___ DATA IN THIS EXERCISE

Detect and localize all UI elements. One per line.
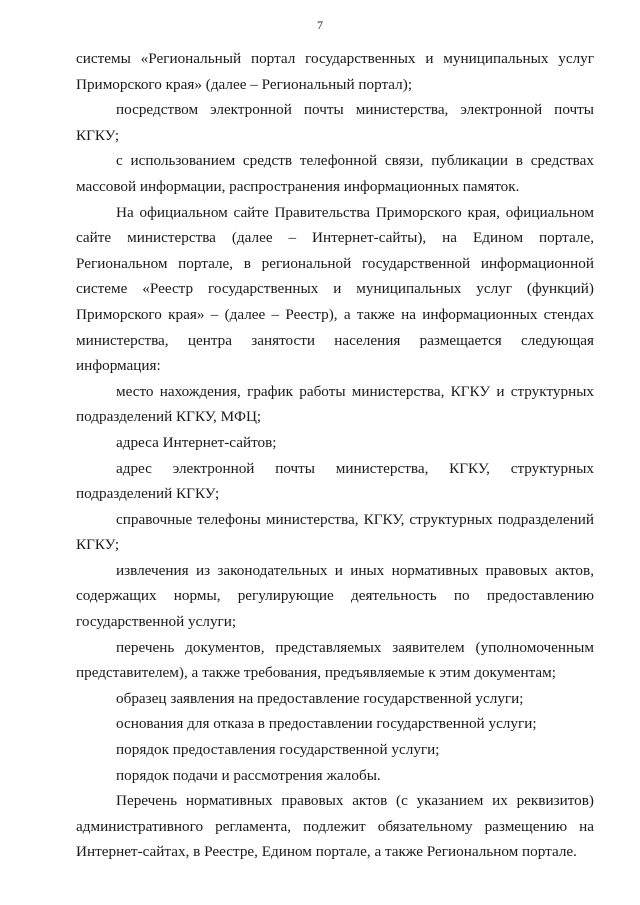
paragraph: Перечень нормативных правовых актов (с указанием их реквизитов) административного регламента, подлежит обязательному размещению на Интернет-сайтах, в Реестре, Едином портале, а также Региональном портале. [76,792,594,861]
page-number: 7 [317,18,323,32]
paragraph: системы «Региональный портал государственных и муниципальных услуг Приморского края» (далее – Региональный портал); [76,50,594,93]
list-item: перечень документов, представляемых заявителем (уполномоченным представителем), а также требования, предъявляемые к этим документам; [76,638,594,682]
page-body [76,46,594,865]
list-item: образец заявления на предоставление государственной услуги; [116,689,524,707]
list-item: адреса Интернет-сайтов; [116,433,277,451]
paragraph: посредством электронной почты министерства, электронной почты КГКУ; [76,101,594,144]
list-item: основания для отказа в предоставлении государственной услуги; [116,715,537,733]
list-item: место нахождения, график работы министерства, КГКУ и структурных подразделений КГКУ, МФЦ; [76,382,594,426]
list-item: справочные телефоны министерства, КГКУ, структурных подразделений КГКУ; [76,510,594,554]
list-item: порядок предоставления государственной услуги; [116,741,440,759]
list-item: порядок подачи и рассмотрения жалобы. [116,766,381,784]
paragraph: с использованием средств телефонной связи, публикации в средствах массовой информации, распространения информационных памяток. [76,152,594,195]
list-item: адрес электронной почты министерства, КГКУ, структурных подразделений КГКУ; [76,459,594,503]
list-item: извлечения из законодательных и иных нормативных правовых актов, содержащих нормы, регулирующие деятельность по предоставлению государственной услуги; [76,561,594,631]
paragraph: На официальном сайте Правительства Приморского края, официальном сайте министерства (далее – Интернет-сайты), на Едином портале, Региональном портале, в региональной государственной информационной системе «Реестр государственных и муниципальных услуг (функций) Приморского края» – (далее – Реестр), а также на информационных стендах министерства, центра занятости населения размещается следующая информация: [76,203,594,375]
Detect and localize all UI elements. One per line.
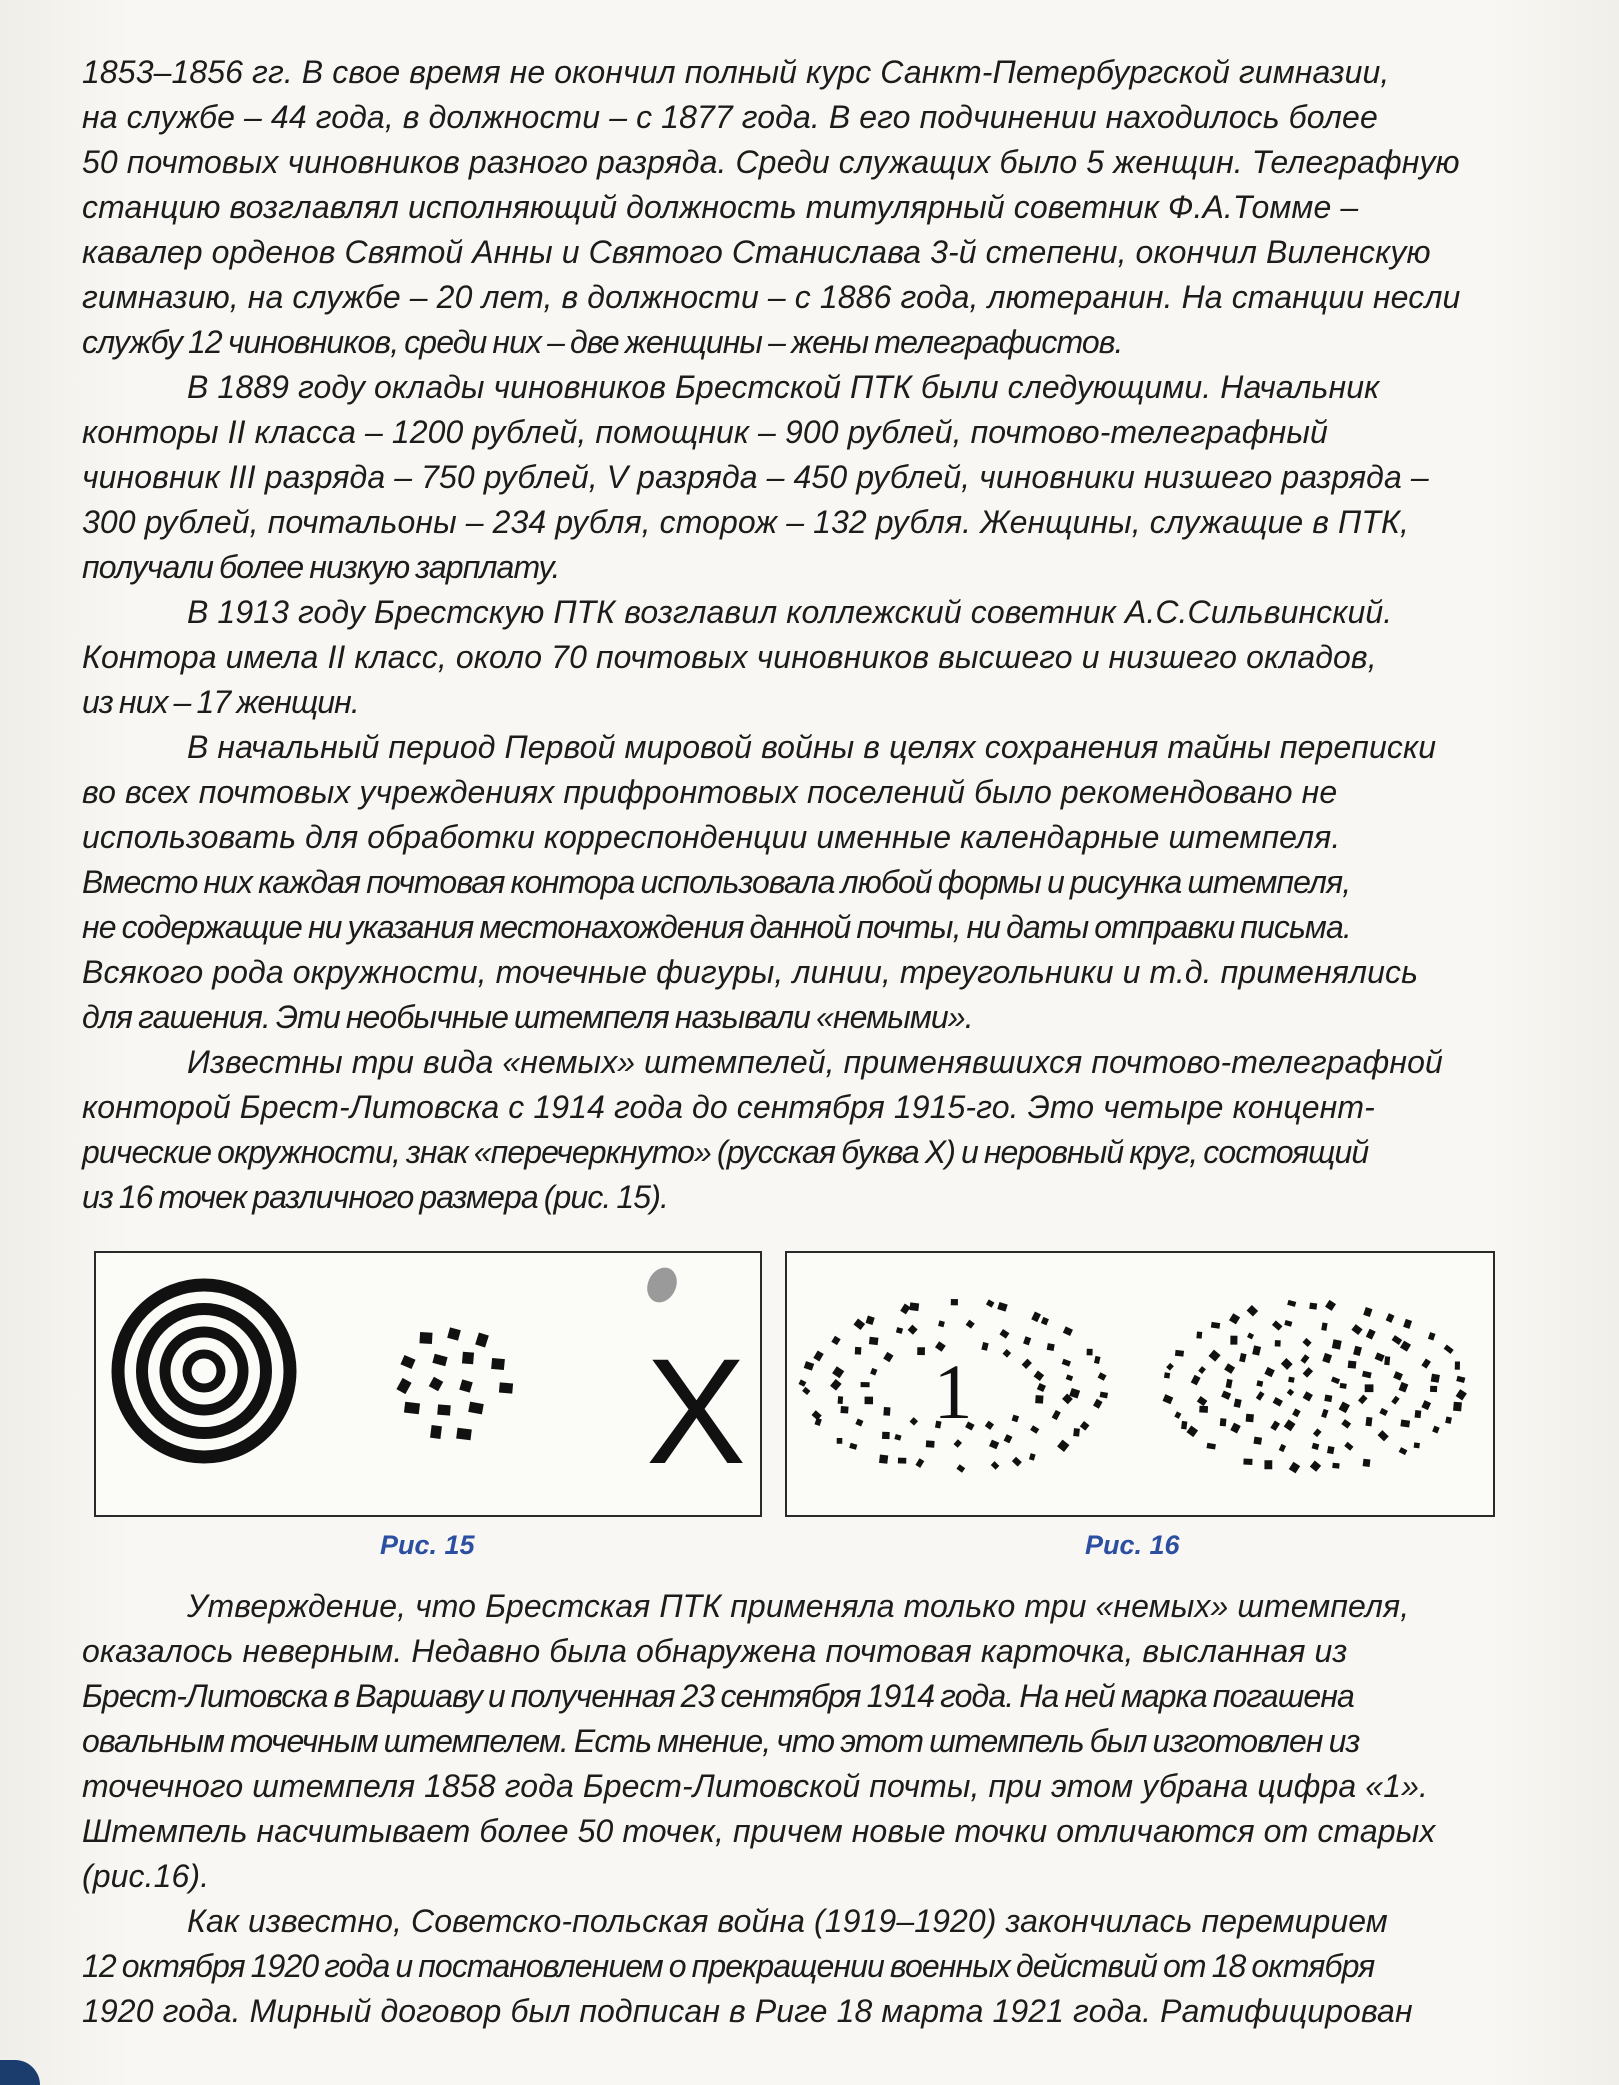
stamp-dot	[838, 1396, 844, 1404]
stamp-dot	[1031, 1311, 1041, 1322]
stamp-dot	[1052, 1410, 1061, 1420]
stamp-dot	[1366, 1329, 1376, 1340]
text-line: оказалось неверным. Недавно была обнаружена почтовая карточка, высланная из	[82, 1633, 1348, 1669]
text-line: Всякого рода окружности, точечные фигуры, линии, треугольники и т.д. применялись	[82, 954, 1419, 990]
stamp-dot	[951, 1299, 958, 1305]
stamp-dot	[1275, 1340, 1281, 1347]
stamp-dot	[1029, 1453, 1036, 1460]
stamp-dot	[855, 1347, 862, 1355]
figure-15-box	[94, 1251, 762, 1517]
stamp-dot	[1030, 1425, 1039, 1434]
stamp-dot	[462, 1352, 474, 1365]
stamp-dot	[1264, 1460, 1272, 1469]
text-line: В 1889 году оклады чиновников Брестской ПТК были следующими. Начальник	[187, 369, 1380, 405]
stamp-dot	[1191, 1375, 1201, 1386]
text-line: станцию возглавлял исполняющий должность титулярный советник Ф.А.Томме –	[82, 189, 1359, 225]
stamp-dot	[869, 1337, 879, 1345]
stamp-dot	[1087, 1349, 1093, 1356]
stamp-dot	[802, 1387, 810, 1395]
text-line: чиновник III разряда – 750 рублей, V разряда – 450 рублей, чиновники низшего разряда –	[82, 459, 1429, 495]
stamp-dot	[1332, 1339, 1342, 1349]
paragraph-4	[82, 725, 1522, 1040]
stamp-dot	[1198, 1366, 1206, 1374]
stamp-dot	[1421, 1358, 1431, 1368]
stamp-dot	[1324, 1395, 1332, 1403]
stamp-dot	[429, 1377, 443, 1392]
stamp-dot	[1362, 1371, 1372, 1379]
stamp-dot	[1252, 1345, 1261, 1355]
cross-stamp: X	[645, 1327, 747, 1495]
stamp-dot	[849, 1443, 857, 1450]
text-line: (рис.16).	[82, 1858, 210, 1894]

______

◆ JOB:
Transcribe, character for character, the lines of the records above that begin with the line containing "paragraph: Перечень нормативных" and end with the line containing "Региональный портал); [76,50,594,93]", both included.

◆ TASK ANSWER:
paragraph: Перечень нормативных правовых актов (с указанием их реквизитов) административного регламента, подлежит обязательному размещению на Интернет-сайтах, в Реестре, Едином портале, а также Региональном портале. [76,792,594,861]
page-number: 7 [317,18,323,32]
paragraph: системы «Региональный портал государственных и муниципальных услуг Приморского края» (далее – Региональный портал); [76,50,594,93]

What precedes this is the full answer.